── Exercise input ──

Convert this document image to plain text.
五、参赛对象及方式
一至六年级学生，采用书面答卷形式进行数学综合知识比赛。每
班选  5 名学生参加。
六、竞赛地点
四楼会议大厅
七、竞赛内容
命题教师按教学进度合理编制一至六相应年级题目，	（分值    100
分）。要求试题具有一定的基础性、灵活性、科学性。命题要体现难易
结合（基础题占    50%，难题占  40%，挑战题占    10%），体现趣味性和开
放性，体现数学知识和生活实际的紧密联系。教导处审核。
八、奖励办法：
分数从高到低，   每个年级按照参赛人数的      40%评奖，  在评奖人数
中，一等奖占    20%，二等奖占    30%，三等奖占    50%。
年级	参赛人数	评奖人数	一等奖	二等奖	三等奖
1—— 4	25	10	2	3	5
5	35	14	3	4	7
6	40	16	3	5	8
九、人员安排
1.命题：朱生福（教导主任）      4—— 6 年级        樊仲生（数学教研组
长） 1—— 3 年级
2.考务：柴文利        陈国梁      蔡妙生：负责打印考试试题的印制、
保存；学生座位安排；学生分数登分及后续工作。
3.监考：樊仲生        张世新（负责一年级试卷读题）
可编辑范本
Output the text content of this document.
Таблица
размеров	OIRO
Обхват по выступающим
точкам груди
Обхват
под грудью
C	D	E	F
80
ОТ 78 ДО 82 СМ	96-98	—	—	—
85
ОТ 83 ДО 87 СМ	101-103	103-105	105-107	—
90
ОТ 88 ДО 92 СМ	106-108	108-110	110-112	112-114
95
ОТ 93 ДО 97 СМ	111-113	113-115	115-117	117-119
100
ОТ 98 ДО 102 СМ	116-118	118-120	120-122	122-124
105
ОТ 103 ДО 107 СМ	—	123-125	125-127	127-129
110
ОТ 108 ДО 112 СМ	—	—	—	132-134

───

» **Problem description**
Go through the listing above and pull out each line containing the word "document".

» **Finished answer**
Convert this document image to plain text.
Output the text content of this document.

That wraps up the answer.